(What the task requires): Word for word, restate every line of the listing that follows.

###

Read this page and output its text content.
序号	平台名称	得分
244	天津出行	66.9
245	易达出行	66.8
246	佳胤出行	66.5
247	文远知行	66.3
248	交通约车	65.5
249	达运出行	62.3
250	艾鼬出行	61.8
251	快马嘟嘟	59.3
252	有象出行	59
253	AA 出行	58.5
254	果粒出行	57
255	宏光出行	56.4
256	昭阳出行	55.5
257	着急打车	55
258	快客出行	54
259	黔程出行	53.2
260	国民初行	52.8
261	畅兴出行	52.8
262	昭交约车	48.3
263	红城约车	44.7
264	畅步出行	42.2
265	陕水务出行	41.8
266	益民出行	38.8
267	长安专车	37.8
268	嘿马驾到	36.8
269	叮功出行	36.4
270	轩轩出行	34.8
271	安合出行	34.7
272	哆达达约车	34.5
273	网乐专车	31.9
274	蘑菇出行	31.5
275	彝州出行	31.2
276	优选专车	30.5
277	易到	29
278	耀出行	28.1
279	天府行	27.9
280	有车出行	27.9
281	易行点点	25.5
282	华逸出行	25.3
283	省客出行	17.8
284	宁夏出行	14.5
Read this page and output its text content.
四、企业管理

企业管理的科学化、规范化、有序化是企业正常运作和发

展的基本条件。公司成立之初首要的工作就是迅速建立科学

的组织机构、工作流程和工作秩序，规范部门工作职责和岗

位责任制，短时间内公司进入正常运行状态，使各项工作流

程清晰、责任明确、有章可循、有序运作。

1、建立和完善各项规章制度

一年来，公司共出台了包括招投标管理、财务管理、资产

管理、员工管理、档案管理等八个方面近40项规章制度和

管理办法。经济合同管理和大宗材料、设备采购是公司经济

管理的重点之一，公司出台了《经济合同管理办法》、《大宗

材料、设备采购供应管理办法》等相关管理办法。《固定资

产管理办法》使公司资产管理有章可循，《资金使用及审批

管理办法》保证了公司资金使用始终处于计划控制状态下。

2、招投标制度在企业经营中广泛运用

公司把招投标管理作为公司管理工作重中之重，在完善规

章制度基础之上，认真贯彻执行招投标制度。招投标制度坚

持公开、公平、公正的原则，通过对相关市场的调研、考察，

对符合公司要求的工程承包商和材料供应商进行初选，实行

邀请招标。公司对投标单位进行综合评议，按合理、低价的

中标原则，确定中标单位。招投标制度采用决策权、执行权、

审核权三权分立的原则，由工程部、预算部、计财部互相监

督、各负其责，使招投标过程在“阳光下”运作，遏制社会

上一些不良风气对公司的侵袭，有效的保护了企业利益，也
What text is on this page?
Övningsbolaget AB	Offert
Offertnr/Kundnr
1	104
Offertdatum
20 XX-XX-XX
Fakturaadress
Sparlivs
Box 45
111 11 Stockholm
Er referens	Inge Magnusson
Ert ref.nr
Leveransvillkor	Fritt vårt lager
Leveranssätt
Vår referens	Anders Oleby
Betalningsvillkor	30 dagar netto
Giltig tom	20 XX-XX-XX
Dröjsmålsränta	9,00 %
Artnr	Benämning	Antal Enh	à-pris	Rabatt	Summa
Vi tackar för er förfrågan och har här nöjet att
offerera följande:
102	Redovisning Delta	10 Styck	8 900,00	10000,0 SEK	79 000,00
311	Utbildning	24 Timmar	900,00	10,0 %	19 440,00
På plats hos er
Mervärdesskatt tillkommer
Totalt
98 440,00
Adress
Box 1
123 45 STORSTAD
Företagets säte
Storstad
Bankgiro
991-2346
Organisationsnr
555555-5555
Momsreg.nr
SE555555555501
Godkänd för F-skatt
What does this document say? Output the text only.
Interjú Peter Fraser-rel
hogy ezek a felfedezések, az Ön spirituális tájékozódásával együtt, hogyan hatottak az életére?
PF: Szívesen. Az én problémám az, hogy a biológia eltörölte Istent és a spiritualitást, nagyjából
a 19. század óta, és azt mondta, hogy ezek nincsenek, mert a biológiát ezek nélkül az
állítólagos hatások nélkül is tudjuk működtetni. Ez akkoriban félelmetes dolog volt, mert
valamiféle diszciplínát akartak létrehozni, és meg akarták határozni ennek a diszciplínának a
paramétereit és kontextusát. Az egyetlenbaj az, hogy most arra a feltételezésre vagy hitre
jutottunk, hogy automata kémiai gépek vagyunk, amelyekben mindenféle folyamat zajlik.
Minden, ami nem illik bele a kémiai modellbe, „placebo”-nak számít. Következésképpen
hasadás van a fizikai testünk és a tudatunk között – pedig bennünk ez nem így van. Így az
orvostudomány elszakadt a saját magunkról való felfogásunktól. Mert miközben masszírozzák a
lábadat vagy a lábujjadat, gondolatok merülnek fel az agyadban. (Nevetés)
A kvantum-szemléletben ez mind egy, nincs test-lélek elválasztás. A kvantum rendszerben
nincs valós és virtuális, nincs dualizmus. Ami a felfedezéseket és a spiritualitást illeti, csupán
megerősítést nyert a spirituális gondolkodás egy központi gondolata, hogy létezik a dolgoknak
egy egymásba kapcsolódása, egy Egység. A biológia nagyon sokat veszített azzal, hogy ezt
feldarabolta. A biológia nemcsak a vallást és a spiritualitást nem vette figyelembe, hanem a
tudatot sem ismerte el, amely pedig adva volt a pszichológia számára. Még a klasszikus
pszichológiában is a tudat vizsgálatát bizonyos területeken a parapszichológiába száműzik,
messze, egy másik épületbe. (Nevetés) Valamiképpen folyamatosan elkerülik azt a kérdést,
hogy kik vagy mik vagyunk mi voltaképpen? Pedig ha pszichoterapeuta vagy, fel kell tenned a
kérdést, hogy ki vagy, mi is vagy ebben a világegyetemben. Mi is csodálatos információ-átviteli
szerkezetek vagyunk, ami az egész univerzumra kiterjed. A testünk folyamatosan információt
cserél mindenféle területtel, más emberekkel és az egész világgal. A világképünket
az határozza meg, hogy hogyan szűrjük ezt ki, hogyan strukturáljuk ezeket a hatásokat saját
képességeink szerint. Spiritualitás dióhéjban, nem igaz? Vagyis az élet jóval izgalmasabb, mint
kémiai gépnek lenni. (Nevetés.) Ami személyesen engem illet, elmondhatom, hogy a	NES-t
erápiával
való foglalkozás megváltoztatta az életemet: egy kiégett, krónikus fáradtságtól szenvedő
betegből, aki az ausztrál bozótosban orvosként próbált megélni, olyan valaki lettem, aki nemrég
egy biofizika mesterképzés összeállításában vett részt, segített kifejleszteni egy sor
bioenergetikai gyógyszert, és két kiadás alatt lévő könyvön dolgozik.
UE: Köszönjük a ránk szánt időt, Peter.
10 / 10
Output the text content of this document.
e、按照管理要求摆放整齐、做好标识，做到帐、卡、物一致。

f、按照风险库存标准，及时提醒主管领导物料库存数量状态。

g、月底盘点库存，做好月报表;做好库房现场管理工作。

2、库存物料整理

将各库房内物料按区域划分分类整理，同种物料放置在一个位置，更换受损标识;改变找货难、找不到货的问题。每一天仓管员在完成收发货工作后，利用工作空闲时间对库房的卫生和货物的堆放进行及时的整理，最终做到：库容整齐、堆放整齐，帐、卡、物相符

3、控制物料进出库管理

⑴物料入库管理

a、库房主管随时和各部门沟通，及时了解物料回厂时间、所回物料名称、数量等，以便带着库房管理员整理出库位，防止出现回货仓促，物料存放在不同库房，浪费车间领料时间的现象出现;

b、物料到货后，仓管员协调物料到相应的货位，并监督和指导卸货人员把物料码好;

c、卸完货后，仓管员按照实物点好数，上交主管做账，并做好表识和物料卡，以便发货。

###

(Exercise answer):
Read this page and output its text content.
序号	平台名称	得分
244	天津出行	66.9
245	易达出行	66.8
246	佳胤出行	66.5
247	文远知行	66.3
248	交通约车	65.5
249	达运出行	62.3
250	艾鼬出行	61.8
251	快马嘟嘟	59.3
252	有象出行	59
253	AA 出行	58.5
254	果粒出行	57
255	宏光出行	56.4
256	昭阳出行	55.5
257	着急打车	55
258	快客出行	54
259	黔程出行	53.2
260	国民初行	52.8
261	畅兴出行	52.8
262	昭交约车	48.3
263	红城约车	44.7
264	畅步出行	42.2
265	陕水务出行	41.8
266	益民出行	38.8
267	长安专车	37.8
268	嘿马驾到	36.8
269	叮功出行	36.4
270	轩轩出行	34.8
271	安合出行	34.7
272	哆达达约车	34.5
273	网乐专车	31.9
274	蘑菇出行	31.5
275	彝州出行	31.2
276	优选专车	30.5
277	易到	29
278	耀出行	28.1
279	天府行	27.9
280	有车出行	27.9
281	易行点点	25.5
282	华逸出行	25.3
283	省客出行	17.8
284	宁夏出行	14.5
Read this page and output its text content.
四、企业管理

企业管理的科学化、规范化、有序化是企业正常运作和发

展的基本条件。公司成立之初首要的工作就是迅速建立科学

的组织机构、工作流程和工作秩序，规范部门工作职责和岗

位责任制，短时间内公司进入正常运行状态，使各项工作流

程清晰、责任明确、有章可循、有序运作。

1、建立和完善各项规章制度

一年来，公司共出台了包括招投标管理、财务管理、资产

管理、员工管理、档案管理等八个方面近40项规章制度和

管理办法。经济合同管理和大宗材料、设备采购是公司经济

管理的重点之一，公司出台了《经济合同管理办法》、《大宗

材料、设备采购供应管理办法》等相关管理办法。《固定资

产管理办法》使公司资产管理有章可循，《资金使用及审批

管理办法》保证了公司资金使用始终处于计划控制状态下。

2、招投标制度在企业经营中广泛运用

公司把招投标管理作为公司管理工作重中之重，在完善规

章制度基础之上，认真贯彻执行招投标制度。招投标制度坚

持公开、公平、公正的原则，通过对相关市场的调研、考察，

对符合公司要求的工程承包商和材料供应商进行初选，实行

邀请招标。公司对投标单位进行综合评议，按合理、低价的

中标原则，确定中标单位。招投标制度采用决策权、执行权、

审核权三权分立的原则，由工程部、预算部、计财部互相监

督、各负其责，使招投标过程在“阳光下”运作，遏制社会

上一些不良风气对公司的侵袭，有效的保护了企业利益，也
What text is on this page?
Övningsbolaget AB	Offert
Offertnr/Kundnr
1	104
Offertdatum
20 XX-XX-XX
Fakturaadress
Sparlivs
Box 45
111 11 Stockholm
Er referens	Inge Magnusson
Ert ref.nr
Leveransvillkor	Fritt vårt lager
Leveranssätt
Vår referens	Anders Oleby
Betalningsvillkor	30 dagar netto
Giltig tom	20 XX-XX-XX
Dröjsmålsränta	9,00 %
Artnr	Benämning	Antal Enh	à-pris	Rabatt	Summa
Vi tackar för er förfrågan och har här nöjet att
offerera följande:
102	Redovisning Delta	10 Styck	8 900,00	10000,0 SEK	79 000,00
311	Utbildning	24 Timmar	900,00	10,0 %	19 440,00
På plats hos er
Mervärdesskatt tillkommer
Totalt
98 440,00
Adress
Box 1
123 45 STORSTAD
Företagets säte
Storstad
Bankgiro
991-2346
Organisationsnr
555555-5555
Momsreg.nr
SE555555555501
Godkänd för F-skatt
What does this document say? Output the text only.
Interjú Peter Fraser-rel
hogy ezek a felfedezések, az Ön spirituális tájékozódásával együtt, hogyan hatottak az életére?
PF: Szívesen. Az én problémám az, hogy a biológia eltörölte Istent és a spiritualitást, nagyjából
a 19. század óta, és azt mondta, hogy ezek nincsenek, mert a biológiát ezek nélkül az
állítólagos hatások nélkül is tudjuk működtetni. Ez akkoriban félelmetes dolog volt, mert
valamiféle diszciplínát akartak létrehozni, és meg akarták határozni ennek a diszciplínának a
paramétereit és kontextusát. Az egyetlenbaj az, hogy most arra a feltételezésre vagy hitre
jutottunk, hogy automata kémiai gépek vagyunk, amelyekben mindenféle folyamat zajlik.
Minden, ami nem illik bele a kémiai modellbe, „placebo”-nak számít. Következésképpen
hasadás van a fizikai testünk és a tudatunk között – pedig bennünk ez nem így van. Így az
orvostudomány elszakadt a saját magunkról való felfogásunktól. Mert miközben masszírozzák a
lábadat vagy a lábujjadat, gondolatok merülnek fel az agyadban. (Nevetés)
A kvantum-szemléletben ez mind egy, nincs test-lélek elválasztás. A kvantum rendszerben
nincs valós és virtuális, nincs dualizmus. Ami a felfedezéseket és a spiritualitást illeti, csupán
megerősítést nyert a spirituális gondolkodás egy központi gondolata, hogy létezik a dolgoknak
egy egymásba kapcsolódása, egy Egység. A biológia nagyon sokat veszített azzal, hogy ezt
feldarabolta. A biológia nemcsak a vallást és a spiritualitást nem vette figyelembe, hanem a
tudatot sem ismerte el, amely pedig adva volt a pszichológia számára. Még a klasszikus
pszichológiában is a tudat vizsgálatát bizonyos területeken a parapszichológiába száműzik,
messze, egy másik épületbe. (Nevetés) Valamiképpen folyamatosan elkerülik azt a kérdést,
hogy kik vagy mik vagyunk mi voltaképpen? Pedig ha pszichoterapeuta vagy, fel kell tenned a
kérdést, hogy ki vagy, mi is vagy ebben a világegyetemben. Mi is csodálatos információ-átviteli
szerkezetek vagyunk, ami az egész univerzumra kiterjed. A testünk folyamatosan információt
cserél mindenféle területtel, más emberekkel és az egész világgal. A világképünket
az határozza meg, hogy hogyan szűrjük ezt ki, hogyan strukturáljuk ezeket a hatásokat saját
képességeink szerint. Spiritualitás dióhéjban, nem igaz? Vagyis az élet jóval izgalmasabb, mint
kémiai gépnek lenni. (Nevetés.) Ami személyesen engem illet, elmondhatom, hogy a	NES-t
erápiával
való foglalkozás megváltoztatta az életemet: egy kiégett, krónikus fáradtságtól szenvedő
betegből, aki az ausztrál bozótosban orvosként próbált megélni, olyan valaki lettem, aki nemrég
egy biofizika mesterképzés összeállításában vett részt, segített kifejleszteni egy sor
bioenergetikai gyógyszert, és két kiadás alatt lévő könyvön dolgozik.
UE: Köszönjük a ránk szánt időt, Peter.
10 / 10
Output the text content of this document.
e、按照管理要求摆放整齐、做好标识，做到帐、卡、物一致。

f、按照风险库存标准，及时提醒主管领导物料库存数量状态。

g、月底盘点库存，做好月报表;做好库房现场管理工作。

2、库存物料整理

将各库房内物料按区域划分分类整理，同种物料放置在一个位置，更换受损标识;改变找货难、找不到货的问题。每一天仓管员在完成收发货工作后，利用工作空闲时间对库房的卫生和货物的堆放进行及时的整理，最终做到：库容整齐、堆放整齐，帐、卡、物相符

3、控制物料进出库管理

⑴物料入库管理

a、库房主管随时和各部门沟通，及时了解物料回厂时间、所回物料名称、数量等，以便带着库房管理员整理出库位，防止出现回货仓促，物料存放在不同库房，浪费车间领料时间的现象出现;

b、物料到货后，仓管员协调物料到相应的货位，并监督和指导卸货人员把物料码好;

c、卸完货后，仓管员按照实物点好数，上交主管做账，并做好表识和物料卡，以便发货。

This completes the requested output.